| Work to be completed |
Each entry below is to be duplicated verbatim.
- - - -
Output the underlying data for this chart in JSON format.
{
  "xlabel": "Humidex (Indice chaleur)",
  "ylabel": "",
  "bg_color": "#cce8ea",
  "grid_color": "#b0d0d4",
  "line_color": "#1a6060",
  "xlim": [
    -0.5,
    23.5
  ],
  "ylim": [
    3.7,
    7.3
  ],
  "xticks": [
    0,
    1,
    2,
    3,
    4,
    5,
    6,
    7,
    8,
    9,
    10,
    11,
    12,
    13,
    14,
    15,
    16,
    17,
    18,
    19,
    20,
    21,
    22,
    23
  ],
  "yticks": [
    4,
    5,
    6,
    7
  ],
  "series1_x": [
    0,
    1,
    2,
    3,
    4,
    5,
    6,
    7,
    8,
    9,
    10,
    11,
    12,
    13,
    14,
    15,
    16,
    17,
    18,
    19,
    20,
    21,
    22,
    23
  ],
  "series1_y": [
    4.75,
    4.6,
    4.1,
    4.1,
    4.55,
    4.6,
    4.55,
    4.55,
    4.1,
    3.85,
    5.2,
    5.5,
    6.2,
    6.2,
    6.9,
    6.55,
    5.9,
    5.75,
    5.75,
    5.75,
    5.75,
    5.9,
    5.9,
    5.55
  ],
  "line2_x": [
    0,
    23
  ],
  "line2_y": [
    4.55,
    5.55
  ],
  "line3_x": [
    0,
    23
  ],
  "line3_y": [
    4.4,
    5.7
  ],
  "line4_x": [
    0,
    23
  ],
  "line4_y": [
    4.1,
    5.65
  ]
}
- - - -
| Answer for this exercise |
Output the underlying data for this chart in JSON format.
{
  "xlabel": "Humidex (Indice chaleur)",
  "ylabel": "",
  "bg_color": "#cce8ea",
  "grid_color": "#b0d0d4",
  "line_color": "#1a6060",
  "xlim": [
    -0.5,
    23.5
  ],
  "ylim": [
    3.7,
    7.3
  ],
  "xticks": [
    0,
    1,
    2,
    3,
    4,
    5,
    6,
    7,
    8,
    9,
    10,
    11,
    12,
    13,
    14,
    15,
    16,
    17,
    18,
    19,
    20,
    21,
    22,
    23
  ],
  "yticks": [
    4,
    5,
    6,
    7
  ],
  "series1_x": [
    0,
    1,
    2,
    3,
    4,
    5,
    6,
    7,
    8,
    9,
    10,
    11,
    12,
    13,
    14,
    15,
    16,
    17,
    18,
    19,
    20,
    21,
    22,
    23
  ],
  "series1_y": [
    4.75,
    4.6,
    4.1,
    4.1,
    4.55,
    4.6,
    4.55,
    4.55,
    4.1,
    3.85,
    5.2,
    5.5,
    6.2,
    6.2,
    6.9,
    6.55,
    5.9,
    5.75,
    5.75,
    5.75,
    5.75,
    5.9,
    5.9,
    5.55
  ],
  "line2_x": [
    0,
    23
  ],
  "line2_y": [
    4.55,
    5.55
  ],
  "line3_x": [
    0,
    23
  ],
  "line3_y": [
    4.4,
    5.7
  ],
  "line4_x": [
    0,
    23
  ],
  "line4_y": [
    4.1,
    5.65
  ]
}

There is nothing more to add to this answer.